TASK:
Review the listing and copy each line that holds the word "Jokseenkin".

Records from a collection of figures
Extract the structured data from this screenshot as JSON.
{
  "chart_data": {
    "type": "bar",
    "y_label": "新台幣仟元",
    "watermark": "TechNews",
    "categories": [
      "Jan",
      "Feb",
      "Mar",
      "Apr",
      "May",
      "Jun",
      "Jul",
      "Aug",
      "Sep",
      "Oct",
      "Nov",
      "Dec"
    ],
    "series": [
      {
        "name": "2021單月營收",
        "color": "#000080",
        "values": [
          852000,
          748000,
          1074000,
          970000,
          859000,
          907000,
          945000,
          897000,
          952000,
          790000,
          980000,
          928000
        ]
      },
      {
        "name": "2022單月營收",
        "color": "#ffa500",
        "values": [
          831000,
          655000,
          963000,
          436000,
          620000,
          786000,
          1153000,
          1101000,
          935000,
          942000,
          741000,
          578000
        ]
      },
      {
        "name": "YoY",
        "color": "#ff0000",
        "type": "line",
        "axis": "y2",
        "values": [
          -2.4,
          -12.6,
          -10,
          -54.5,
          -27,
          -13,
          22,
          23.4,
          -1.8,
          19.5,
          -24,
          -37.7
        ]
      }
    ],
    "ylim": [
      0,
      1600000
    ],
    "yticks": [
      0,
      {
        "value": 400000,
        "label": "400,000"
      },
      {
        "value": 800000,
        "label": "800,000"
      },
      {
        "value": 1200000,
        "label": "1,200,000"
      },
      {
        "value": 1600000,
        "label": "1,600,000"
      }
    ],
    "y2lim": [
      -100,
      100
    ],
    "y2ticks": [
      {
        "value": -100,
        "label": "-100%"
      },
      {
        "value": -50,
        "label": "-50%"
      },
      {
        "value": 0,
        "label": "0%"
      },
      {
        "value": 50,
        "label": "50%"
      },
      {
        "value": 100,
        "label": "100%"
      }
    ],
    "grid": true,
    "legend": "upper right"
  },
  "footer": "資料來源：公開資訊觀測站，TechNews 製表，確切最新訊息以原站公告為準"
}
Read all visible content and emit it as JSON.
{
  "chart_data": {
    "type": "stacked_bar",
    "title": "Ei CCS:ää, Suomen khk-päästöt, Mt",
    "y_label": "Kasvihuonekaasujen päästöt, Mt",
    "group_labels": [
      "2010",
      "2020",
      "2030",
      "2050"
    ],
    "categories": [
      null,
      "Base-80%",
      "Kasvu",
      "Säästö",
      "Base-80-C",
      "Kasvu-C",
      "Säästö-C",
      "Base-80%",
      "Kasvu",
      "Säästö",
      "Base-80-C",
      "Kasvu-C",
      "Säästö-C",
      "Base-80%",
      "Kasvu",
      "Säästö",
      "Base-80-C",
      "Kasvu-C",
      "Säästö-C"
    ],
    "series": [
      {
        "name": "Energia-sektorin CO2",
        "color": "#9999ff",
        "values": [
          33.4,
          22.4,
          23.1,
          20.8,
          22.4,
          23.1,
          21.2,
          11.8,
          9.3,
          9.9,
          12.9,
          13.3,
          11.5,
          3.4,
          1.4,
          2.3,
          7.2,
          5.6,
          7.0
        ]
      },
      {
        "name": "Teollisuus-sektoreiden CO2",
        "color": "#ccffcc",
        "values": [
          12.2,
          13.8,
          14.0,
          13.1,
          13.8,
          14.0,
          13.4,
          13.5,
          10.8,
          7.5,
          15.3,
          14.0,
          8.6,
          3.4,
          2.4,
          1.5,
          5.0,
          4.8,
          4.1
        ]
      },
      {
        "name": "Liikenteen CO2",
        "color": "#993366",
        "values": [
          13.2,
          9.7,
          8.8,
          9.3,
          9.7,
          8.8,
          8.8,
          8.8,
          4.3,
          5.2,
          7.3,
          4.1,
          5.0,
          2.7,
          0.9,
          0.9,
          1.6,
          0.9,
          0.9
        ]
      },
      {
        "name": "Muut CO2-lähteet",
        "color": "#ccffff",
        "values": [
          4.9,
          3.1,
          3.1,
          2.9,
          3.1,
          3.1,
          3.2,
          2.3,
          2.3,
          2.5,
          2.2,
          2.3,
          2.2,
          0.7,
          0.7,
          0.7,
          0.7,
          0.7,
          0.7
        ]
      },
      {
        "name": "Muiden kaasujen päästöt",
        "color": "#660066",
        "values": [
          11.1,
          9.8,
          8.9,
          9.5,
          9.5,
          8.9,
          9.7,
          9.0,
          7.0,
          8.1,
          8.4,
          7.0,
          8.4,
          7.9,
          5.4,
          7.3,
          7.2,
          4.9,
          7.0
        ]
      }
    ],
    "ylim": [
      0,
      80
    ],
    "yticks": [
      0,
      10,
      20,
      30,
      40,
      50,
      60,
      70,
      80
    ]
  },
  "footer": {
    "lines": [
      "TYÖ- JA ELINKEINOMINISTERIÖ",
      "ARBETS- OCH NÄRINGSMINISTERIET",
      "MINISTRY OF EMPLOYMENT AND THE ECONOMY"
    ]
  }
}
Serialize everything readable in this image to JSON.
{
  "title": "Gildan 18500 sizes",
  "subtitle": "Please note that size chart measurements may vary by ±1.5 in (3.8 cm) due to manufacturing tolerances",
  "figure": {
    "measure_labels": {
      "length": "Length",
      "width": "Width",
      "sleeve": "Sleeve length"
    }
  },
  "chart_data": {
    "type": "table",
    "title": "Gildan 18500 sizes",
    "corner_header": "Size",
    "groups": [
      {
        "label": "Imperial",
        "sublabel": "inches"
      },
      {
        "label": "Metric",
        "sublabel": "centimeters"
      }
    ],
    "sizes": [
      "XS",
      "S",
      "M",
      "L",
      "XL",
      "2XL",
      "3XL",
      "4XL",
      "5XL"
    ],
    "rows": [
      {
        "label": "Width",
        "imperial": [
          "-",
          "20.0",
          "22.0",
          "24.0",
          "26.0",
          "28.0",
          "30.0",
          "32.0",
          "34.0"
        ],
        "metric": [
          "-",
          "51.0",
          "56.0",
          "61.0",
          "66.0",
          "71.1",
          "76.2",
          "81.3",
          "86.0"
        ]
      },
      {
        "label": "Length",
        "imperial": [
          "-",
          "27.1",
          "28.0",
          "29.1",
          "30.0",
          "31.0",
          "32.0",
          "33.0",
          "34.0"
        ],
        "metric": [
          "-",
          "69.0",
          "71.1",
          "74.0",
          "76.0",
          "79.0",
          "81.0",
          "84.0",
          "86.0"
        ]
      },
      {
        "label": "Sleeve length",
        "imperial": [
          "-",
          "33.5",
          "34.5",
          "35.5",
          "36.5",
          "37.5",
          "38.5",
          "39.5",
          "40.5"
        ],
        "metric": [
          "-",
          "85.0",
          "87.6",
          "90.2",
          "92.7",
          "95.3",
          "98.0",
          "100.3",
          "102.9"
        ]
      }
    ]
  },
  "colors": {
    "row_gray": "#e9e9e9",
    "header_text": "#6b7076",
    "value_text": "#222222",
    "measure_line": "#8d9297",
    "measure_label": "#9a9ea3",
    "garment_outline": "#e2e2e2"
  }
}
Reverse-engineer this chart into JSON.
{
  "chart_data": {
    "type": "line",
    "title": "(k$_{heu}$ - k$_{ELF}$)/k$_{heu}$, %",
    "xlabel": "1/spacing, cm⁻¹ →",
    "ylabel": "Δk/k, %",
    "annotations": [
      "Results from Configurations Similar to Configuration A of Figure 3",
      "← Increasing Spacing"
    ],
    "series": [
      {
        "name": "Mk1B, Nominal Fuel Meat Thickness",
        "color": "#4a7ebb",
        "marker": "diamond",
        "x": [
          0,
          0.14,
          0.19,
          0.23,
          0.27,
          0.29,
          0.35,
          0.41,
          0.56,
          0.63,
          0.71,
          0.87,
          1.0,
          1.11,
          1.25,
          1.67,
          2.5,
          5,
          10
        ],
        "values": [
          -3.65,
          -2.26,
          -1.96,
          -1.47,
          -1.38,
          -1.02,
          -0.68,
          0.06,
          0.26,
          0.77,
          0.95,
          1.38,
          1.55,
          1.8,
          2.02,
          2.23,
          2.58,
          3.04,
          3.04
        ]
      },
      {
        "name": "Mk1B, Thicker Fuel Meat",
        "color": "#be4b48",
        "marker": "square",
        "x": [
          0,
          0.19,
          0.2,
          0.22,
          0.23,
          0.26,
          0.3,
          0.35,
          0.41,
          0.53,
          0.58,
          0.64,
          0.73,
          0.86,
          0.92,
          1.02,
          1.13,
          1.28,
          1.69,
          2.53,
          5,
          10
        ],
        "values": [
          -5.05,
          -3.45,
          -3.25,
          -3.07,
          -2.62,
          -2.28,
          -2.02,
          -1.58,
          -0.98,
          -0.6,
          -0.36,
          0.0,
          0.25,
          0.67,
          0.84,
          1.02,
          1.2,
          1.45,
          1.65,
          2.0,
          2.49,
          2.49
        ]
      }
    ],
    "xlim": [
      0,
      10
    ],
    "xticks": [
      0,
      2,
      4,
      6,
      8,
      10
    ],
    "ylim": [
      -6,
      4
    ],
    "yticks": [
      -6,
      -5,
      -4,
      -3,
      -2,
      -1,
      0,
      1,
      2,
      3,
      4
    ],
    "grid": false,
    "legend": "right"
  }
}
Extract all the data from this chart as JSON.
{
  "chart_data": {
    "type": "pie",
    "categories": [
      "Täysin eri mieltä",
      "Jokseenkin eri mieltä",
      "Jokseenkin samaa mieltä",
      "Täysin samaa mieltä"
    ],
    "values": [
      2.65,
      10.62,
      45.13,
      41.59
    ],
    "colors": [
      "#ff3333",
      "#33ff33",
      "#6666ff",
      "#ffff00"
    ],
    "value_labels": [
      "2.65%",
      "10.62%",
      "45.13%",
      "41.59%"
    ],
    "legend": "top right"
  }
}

TASK OUTPUT:
      "Jokseenkin eri mieltä",
      "Jokseenkin samaa mieltä",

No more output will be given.